*COMPITO DA SVOLGERE*
Restituisci riga per riga, senza alcuna modifica, tutte le voci riportate qui sotto, tralasciando le immagini.

*ESTRATTI DELLE VOCI*
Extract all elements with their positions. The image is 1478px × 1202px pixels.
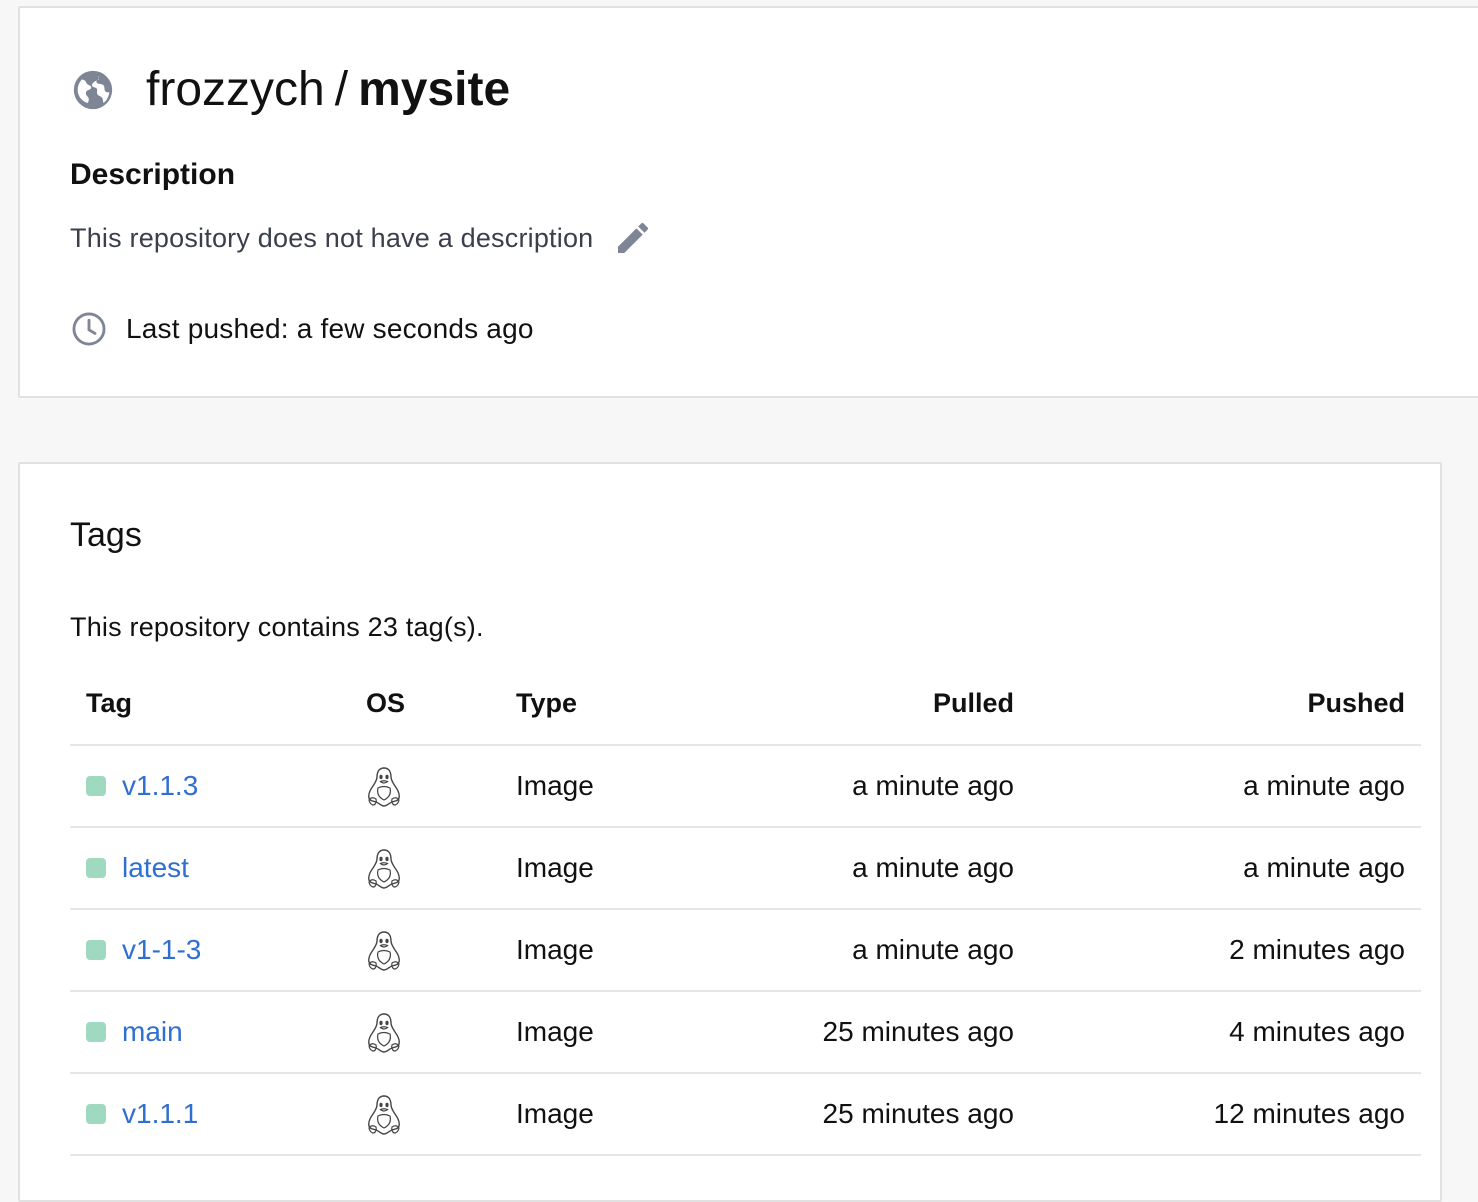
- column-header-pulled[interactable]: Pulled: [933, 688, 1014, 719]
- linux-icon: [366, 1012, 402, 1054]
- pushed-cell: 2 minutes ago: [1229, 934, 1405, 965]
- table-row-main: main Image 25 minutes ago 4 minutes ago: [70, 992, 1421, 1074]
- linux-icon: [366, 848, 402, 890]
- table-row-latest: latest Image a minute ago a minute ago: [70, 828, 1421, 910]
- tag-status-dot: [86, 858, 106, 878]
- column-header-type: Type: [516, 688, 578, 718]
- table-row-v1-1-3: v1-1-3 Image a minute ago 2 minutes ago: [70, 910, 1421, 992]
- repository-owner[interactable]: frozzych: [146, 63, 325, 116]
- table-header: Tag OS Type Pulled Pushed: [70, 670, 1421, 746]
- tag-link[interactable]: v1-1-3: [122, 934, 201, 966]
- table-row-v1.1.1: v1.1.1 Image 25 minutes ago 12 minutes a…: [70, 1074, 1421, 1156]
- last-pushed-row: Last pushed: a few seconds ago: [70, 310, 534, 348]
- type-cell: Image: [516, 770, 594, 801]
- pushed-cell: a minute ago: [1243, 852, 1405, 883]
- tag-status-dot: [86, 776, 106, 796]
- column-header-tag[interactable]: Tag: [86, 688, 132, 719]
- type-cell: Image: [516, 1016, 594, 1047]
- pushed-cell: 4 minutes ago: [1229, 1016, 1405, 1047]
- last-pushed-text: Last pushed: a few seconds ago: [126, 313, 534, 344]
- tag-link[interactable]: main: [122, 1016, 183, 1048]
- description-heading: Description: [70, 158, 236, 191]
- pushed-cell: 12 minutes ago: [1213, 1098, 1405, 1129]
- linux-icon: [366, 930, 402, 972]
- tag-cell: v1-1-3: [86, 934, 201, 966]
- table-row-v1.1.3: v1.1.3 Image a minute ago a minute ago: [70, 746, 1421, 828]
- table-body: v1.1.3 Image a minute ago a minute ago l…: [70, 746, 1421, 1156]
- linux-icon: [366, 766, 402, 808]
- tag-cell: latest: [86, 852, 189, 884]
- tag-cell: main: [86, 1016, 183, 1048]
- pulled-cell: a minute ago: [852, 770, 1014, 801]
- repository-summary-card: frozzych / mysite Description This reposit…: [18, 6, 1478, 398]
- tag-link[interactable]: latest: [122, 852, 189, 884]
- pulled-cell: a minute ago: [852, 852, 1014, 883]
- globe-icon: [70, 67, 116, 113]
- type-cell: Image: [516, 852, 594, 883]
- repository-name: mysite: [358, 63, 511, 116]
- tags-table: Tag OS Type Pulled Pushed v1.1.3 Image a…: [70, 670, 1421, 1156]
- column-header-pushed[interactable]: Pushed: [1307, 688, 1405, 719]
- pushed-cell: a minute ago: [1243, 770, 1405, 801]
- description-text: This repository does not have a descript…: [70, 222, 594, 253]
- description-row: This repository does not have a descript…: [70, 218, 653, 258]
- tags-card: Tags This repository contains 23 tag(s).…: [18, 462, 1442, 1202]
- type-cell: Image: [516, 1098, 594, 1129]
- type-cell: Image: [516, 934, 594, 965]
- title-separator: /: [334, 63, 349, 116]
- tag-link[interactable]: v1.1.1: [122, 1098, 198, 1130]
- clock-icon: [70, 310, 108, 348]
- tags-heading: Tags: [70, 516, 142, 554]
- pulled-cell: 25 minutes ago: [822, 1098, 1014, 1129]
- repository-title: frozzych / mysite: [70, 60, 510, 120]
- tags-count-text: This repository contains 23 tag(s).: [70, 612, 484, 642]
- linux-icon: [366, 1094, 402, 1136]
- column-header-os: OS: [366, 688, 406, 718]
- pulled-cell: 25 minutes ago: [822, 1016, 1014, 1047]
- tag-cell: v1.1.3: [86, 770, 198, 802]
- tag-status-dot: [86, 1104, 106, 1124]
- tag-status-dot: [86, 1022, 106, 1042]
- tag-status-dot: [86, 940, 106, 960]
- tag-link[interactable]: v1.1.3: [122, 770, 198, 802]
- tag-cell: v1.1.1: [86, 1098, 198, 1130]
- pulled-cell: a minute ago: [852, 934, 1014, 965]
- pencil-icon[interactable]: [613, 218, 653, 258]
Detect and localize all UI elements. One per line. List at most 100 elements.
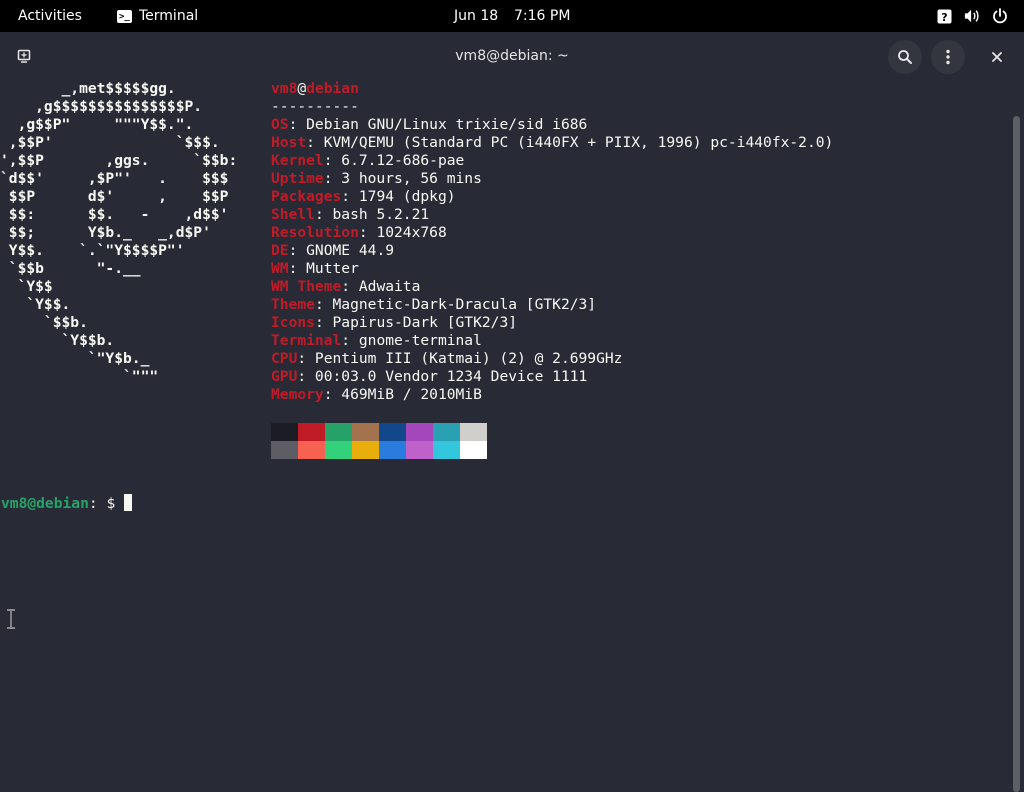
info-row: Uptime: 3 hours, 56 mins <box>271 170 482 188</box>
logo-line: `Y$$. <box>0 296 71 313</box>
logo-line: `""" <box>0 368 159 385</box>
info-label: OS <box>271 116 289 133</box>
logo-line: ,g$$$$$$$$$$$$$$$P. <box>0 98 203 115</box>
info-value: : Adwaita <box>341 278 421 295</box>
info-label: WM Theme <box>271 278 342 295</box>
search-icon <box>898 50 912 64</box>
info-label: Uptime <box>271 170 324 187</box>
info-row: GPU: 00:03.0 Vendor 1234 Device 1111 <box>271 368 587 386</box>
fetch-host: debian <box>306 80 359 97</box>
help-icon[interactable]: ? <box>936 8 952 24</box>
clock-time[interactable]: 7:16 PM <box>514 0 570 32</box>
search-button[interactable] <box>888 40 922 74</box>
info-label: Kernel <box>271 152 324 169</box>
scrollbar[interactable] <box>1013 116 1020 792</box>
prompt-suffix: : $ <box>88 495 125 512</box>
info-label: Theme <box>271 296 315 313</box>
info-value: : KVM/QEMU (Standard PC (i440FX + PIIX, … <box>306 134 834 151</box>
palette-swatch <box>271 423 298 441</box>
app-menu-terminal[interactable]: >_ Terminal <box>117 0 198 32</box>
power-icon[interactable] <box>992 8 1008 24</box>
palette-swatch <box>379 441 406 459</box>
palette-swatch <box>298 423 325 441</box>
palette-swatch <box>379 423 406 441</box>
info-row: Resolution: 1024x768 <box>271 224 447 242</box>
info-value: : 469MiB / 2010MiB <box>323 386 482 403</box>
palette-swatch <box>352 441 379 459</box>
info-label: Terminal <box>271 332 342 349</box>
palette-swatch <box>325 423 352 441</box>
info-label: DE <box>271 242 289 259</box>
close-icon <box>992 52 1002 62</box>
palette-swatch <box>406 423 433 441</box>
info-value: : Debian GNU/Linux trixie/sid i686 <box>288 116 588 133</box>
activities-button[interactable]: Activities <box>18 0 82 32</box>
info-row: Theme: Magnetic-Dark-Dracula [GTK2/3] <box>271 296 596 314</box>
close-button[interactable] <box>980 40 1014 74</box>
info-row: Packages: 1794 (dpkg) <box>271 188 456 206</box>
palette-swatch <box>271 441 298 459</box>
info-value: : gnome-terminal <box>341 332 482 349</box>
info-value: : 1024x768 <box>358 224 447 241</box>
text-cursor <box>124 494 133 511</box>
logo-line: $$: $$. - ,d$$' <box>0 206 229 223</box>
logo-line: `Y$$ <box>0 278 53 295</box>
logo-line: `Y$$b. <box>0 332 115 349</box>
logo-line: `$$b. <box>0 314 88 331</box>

*RISPOSTA AL COMPITO*
Extract all elements with their positions. The image is 1478px × 1202px pixels.
- column-header-pulled[interactable]: Pulled: [933, 688, 1014, 719]
- linux-icon: [366, 1012, 402, 1054]
- pushed-cell: 2 minutes ago: [1229, 934, 1405, 965]
- table-row-main: main Image 25 minutes ago 4 minutes ago: [70, 992, 1421, 1074]
- linux-icon: [366, 848, 402, 890]
- table-row-latest: latest Image a minute ago a minute ago: [70, 828, 1421, 910]
- tag-status-dot: [86, 858, 106, 878]
- column-header-type: Type: [516, 688, 578, 718]
- table-row-v1-1-3: v1-1-3 Image a minute ago 2 minutes ago: [70, 910, 1421, 992]
- repository-owner[interactable]: frozzych: [146, 63, 325, 116]
- table-header: Tag OS Type Pulled Pushed: [70, 670, 1421, 746]
- tag-link[interactable]: v1-1-3: [122, 934, 201, 966]
- table-row-v1.1.1: v1.1.1 Image 25 minutes ago 12 minutes a…: [70, 1074, 1421, 1156]
- last-pushed-row: Last pushed: a few seconds ago: [70, 310, 534, 348]
- type-cell: Image: [516, 770, 594, 801]
- pushed-cell: a minute ago: [1243, 852, 1405, 883]
- tag-status-dot: [86, 776, 106, 796]
- column-header-tag[interactable]: Tag: [86, 688, 132, 719]
- type-cell: Image: [516, 1016, 594, 1047]
- pushed-cell: 4 minutes ago: [1229, 1016, 1405, 1047]
- last-pushed-text: Last pushed: a few seconds ago: [126, 313, 534, 344]
- tag-link[interactable]: main: [122, 1016, 183, 1048]
- description-heading: Description: [70, 158, 236, 191]
- pushed-cell: 12 minutes ago: [1213, 1098, 1405, 1129]
- linux-icon: [366, 930, 402, 972]
- tag-cell: v1-1-3: [86, 934, 201, 966]
- table-row-v1.1.3: v1.1.3 Image a minute ago a minute ago: [70, 746, 1421, 828]
- table-body: v1.1.3 Image a minute ago a minute ago l…: [70, 746, 1421, 1156]
- linux-icon: [366, 766, 402, 808]
- tag-cell: latest: [86, 852, 189, 884]
- tag-cell: main: [86, 1016, 183, 1048]
- pulled-cell: a minute ago: [852, 770, 1014, 801]
- repository-summary-card: frozzych / mysite Description This reposit…: [18, 6, 1478, 398]
- tag-link[interactable]: latest: [122, 852, 189, 884]
- pulled-cell: a minute ago: [852, 852, 1014, 883]
- globe-icon: [70, 67, 116, 113]
- type-cell: Image: [516, 852, 594, 883]
- repository-name: mysite: [358, 63, 511, 116]
- tags-table: Tag OS Type Pulled Pushed v1.1.3 Image a…: [70, 670, 1421, 1156]
- column-header-pushed[interactable]: Pushed: [1307, 688, 1405, 719]
- pushed-cell: a minute ago: [1243, 770, 1405, 801]
- description-text: This repository does not have a descript…: [70, 222, 594, 253]
- description-row: This repository does not have a descript…: [70, 218, 653, 258]
- tags-card: Tags This repository contains 23 tag(s).…: [18, 462, 1442, 1202]
- type-cell: Image: [516, 1098, 594, 1129]
- type-cell: Image: [516, 934, 594, 965]
- title-separator: /: [334, 63, 349, 116]
- tag-link[interactable]: v1.1.1: [122, 1098, 198, 1130]
- clock-icon: [70, 310, 108, 348]
- tags-heading: Tags: [70, 516, 142, 554]
- pulled-cell: 25 minutes ago: [822, 1098, 1014, 1129]
- repository-title: frozzych / mysite: [70, 60, 510, 120]
- tags-count-text: This repository contains 23 tag(s).: [70, 612, 484, 642]
- linux-icon: [366, 1094, 402, 1136]
- column-header-os: OS: [366, 688, 406, 718]
- pulled-cell: 25 minutes ago: [822, 1016, 1014, 1047]
- tag-cell: v1.1.3: [86, 770, 198, 802]
- tag-status-dot: [86, 1104, 106, 1124]
- tag-status-dot: [86, 1022, 106, 1042]
- tag-status-dot: [86, 940, 106, 960]
- tag-link[interactable]: v1.1.3: [122, 770, 198, 802]
- tag-cell: v1.1.1: [86, 1098, 198, 1130]
- pulled-cell: a minute ago: [852, 934, 1014, 965]
- pencil-icon[interactable]: [613, 218, 653, 258]
Detect and localize all UI elements. One per line. List at most 100 elements.
info-row: Uptime: 3 hours, 56 mins <box>271 170 482 188</box>
logo-line: `Y$$. <box>0 296 71 313</box>
logo-line: `""" <box>0 368 159 385</box>
info-label: OS <box>271 116 289 133</box>
logo-line: ,g$$$$$$$$$$$$$$$P. <box>0 98 203 115</box>
info-value: : Adwaita <box>341 278 421 295</box>
info-label: WM Theme <box>271 278 342 295</box>
search-icon <box>898 50 912 64</box>
info-label: Uptime <box>271 170 324 187</box>
info-row: GPU: 00:03.0 Vendor 1234 Device 1111 <box>271 368 587 386</box>
fetch-host: debian <box>306 80 359 97</box>
help-icon[interactable]: ? <box>936 8 952 24</box>
clock-time[interactable]: 7:16 PM <box>514 0 570 32</box>
search-button[interactable] <box>888 40 922 74</box>
info-label: Kernel <box>271 152 324 169</box>
scrollbar[interactable] <box>1013 116 1020 792</box>
prompt-suffix: : $ <box>88 495 125 512</box>
info-label: Theme <box>271 296 315 313</box>
info-value: : KVM/QEMU (Standard PC (i440FX + PIIX, … <box>306 134 834 151</box>
palette-swatch <box>271 423 298 441</box>
app-menu-terminal[interactable]: >_ Terminal <box>117 0 198 32</box>
power-icon[interactable] <box>992 8 1008 24</box>
palette-swatch <box>379 441 406 459</box>
palette-swatch <box>298 423 325 441</box>
palette-swatch <box>379 423 406 441</box>
info-row: Resolution: 1024x768 <box>271 224 447 242</box>
info-value: : 469MiB / 2010MiB <box>323 386 482 403</box>
palette-swatch <box>352 441 379 459</box>
info-label: Terminal <box>271 332 342 349</box>
palette-swatch <box>325 423 352 441</box>
info-label: DE <box>271 242 289 259</box>
close-icon <box>992 52 1002 62</box>
palette-swatch <box>406 423 433 441</box>
info-value: : Debian GNU/Linux trixie/sid i686 <box>288 116 588 133</box>
activities-button[interactable]: Activities <box>18 0 82 32</box>
info-row: Theme: Magnetic-Dark-Dracula [GTK2/3] <box>271 296 596 314</box>
close-button[interactable] <box>980 40 1014 74</box>
info-row: Packages: 1794 (dpkg) <box>271 188 456 206</box>
palette-swatch <box>271 441 298 459</box>
info-value: : gnome-terminal <box>341 332 482 349</box>
info-value: : 1024x768 <box>358 224 447 241</box>
text-cursor <box>124 494 133 511</box>
logo-line: $$: $$. - ,d$$' <box>0 206 229 223</box>
logo-line: `Y$$ <box>0 278 53 295</box>
logo-line: `Y$$b. <box>0 332 115 349</box>
logo-line: `$$b. <box>0 314 88 331</box>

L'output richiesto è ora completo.